YOUR GOAL
Only the number is wanted: how many lines of the data contain "полимерцементным"?
>> START DATA TO USE
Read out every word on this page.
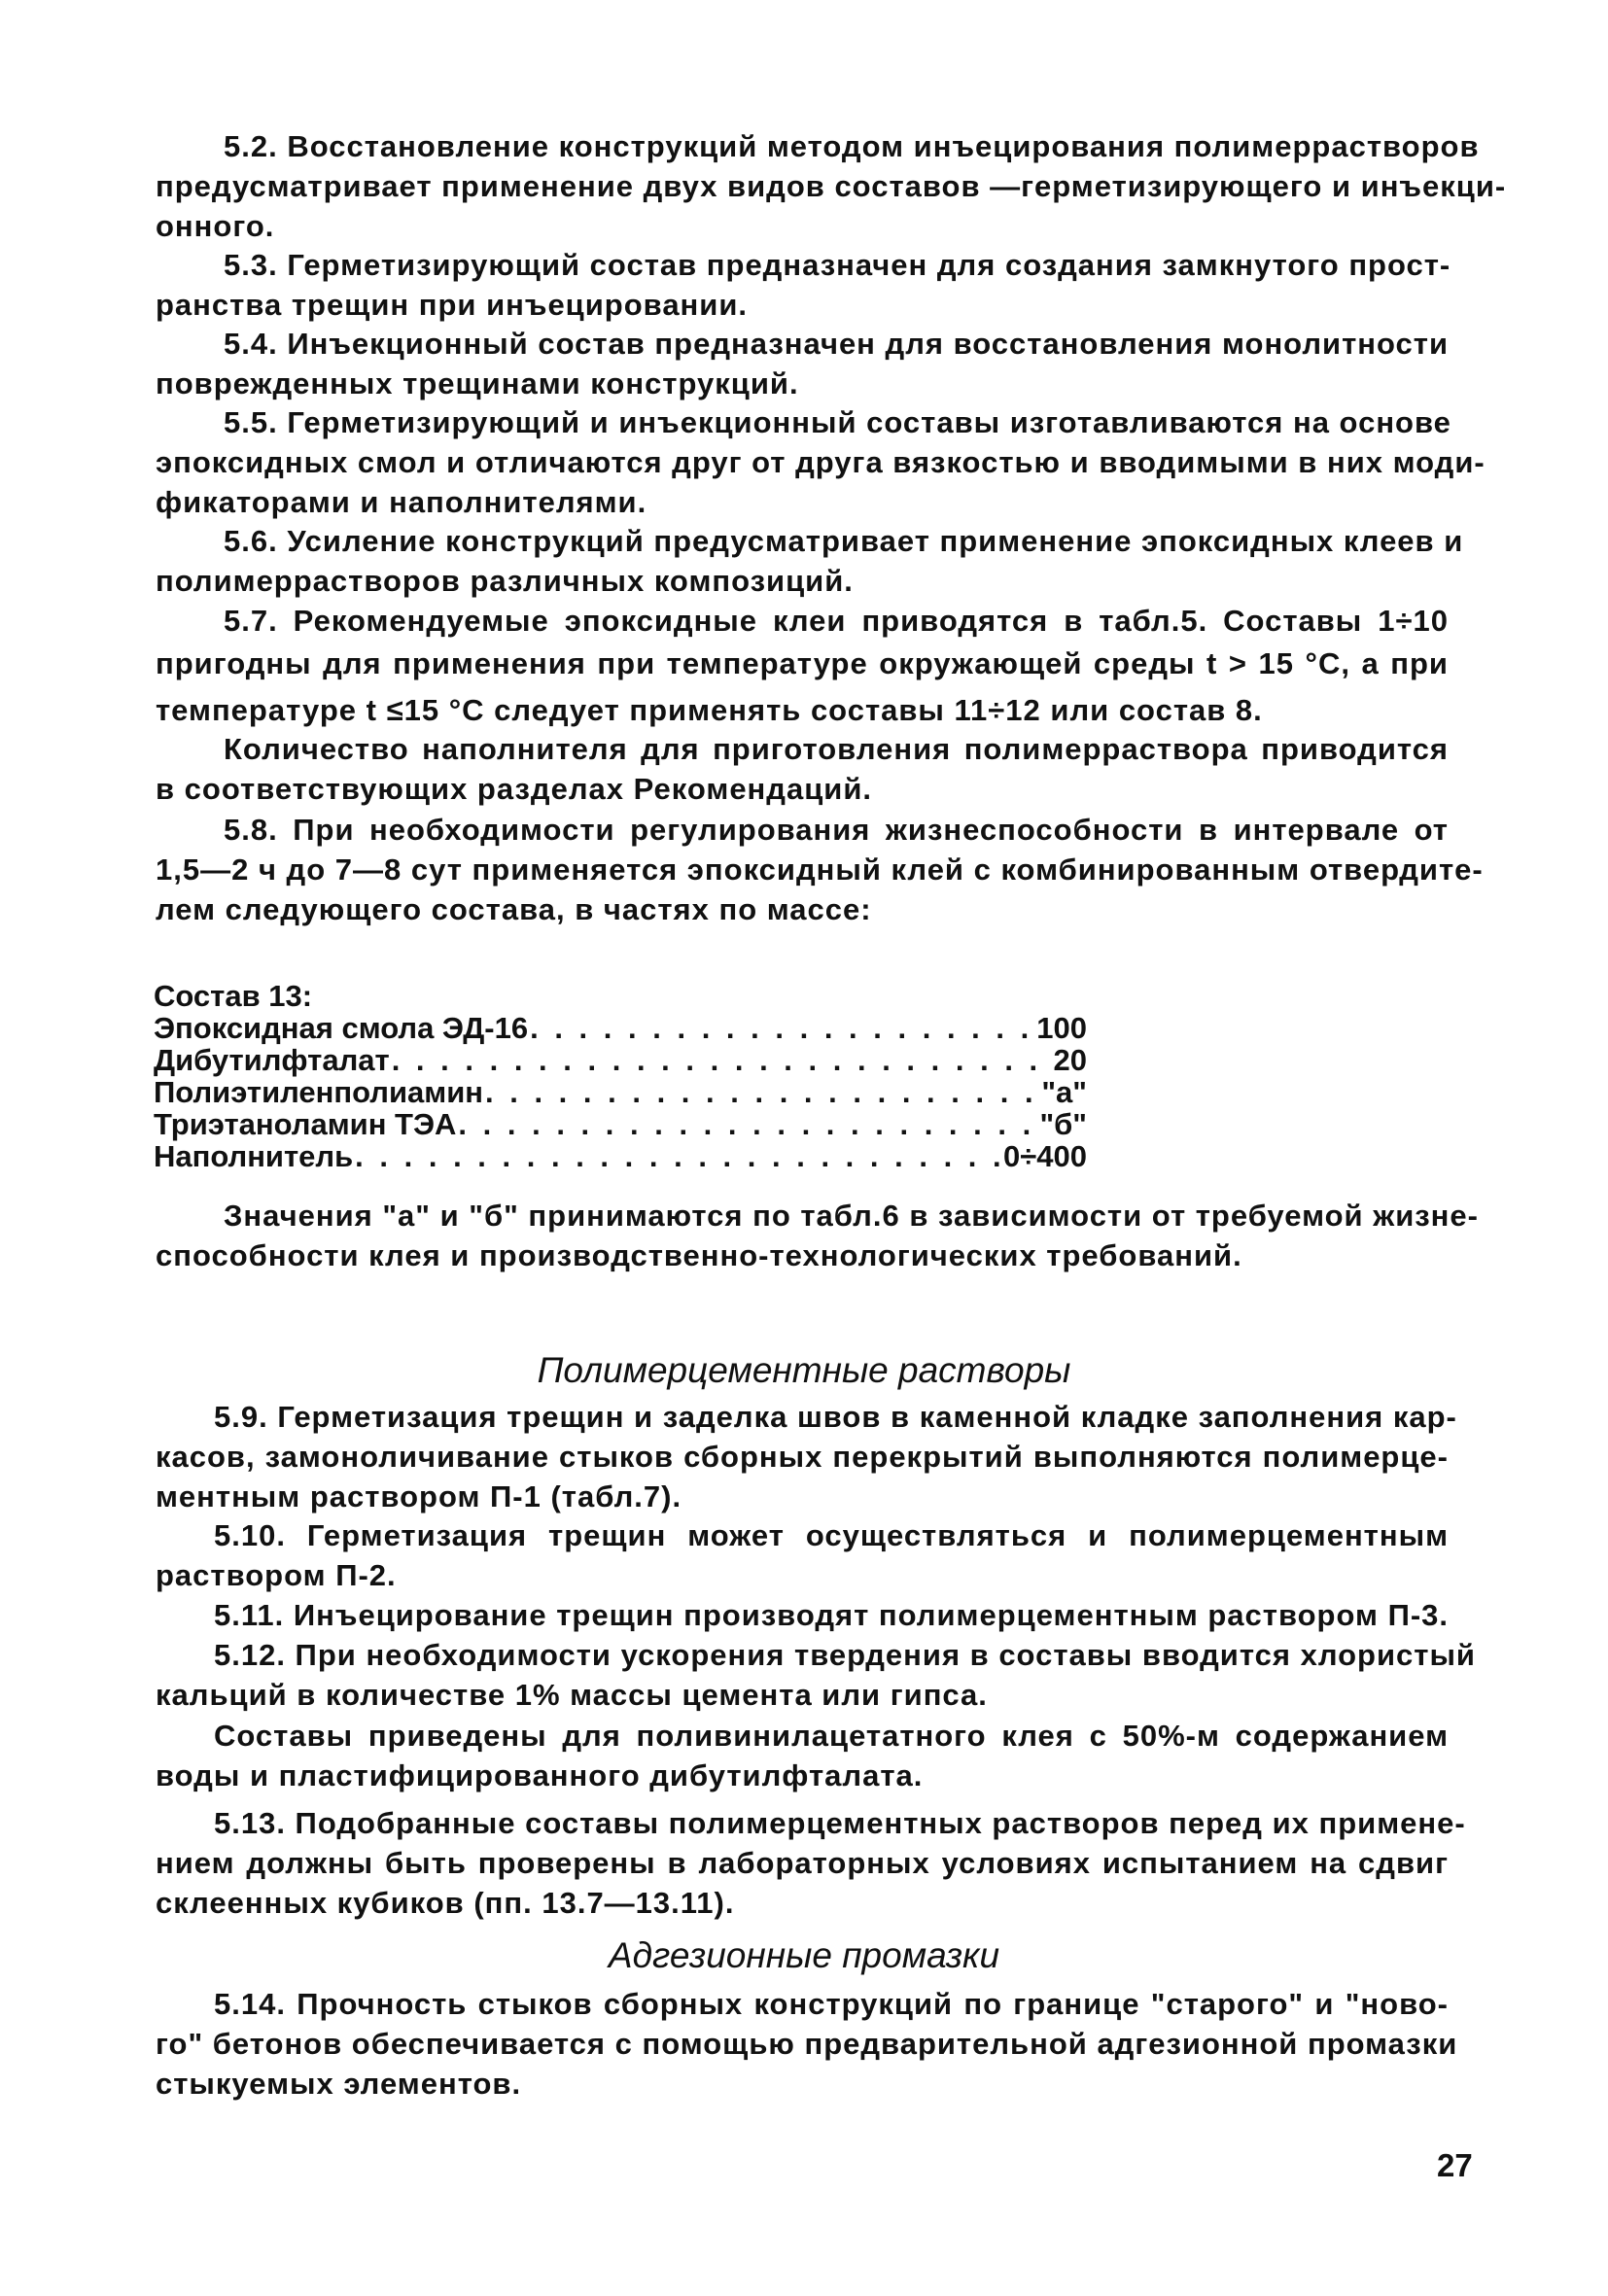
5.2. Восстановление конструкций методом инъецирования полимеррастворов
предусматривает применение двух видов составов —герметизирующего и инъекци-
онного.
5.3. Герметизирующий состав предназначен для создания замкнутого прост-
ранства трещин при инъецировании.
5.4. Инъекционный состав предназначен для восстановления монолитности
поврежденных трещинами конструкций.
5.5. Герметизирующий и инъекционный составы изготавливаются на основе
эпоксидных смол и отличаются друг от друга вязкостью и вводимыми в них моди-
фикаторами и наполнителями.
5.6. Усиление конструкций предусматривает применение эпоксидных клеев и
полимеррастворов различных композиций.
5.7. Рекомендуемые эпоксидные клеи приводятся в табл.5. Составы 1÷10
пригодны для применения при температуре окружающей среды t > 15 °С, а при
температуре t ≤15 °С следует применять составы 11÷12 или состав 8.
Количество наполнителя для приготовления полимерраствора приводится
в соответствующих разделах Рекомендаций.
5.8. При необходимости регулирования жизнеспособности в интервале от
1,5—2 ч до 7—8 сут применяется эпоксидный клей с комбинированным отвердите-
лем следующего состава, в частях по массе:
Состав 13:
Эпоксидная смола ЭД-16 . . .	100
Дибутилфталат . . .	20
Полиэтиленполиамин . . .	"а"
Триэтаноламин ТЭА . . .	"б"
Наполнитель . . .	0÷400
Значения "а" и "б" принимаются по табл.6 в зависимости от требуемой жизне-
способности клея и производственно-технологических требований.
Полимерцементные растворы
5.9. Герметизация трещин и заделка швов в каменной кладке заполнения кар-
касов, замоноличивание стыков сборных перекрытий выполняются полимерце-
ментным раствором П-1 (табл.7).
5.10. Герметизация трещин может осуществляться и полимерцементным
раствором П-2.
5.11. Инъецирование трещин производят полимерцементным раствором П-3.
5.12. При необходимости ускорения твердения в составы вводится хлористый
кальций в количестве 1% массы цемента или гипса.
Составы приведены для поливинилацетатного клея с 50%-м содержанием
воды и пластифицированного дибутилфталата.
5.13. Подобранные составы полимерцементных растворов перед их примене-
нием должны быть проверены в лабораторных условиях испытанием на сдвиг
склеенных кубиков (пп. 13.7—13.11).
Адгезионные промазки
5.14. Прочность стыков сборных конструкций по границе "старого" и "ново-
го" бетонов обеспечивается с помощью предварительной адгезионной промазки
стыкуемых элементов.
27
>> END DATA TO USE
COMPLETED EXERCISE
2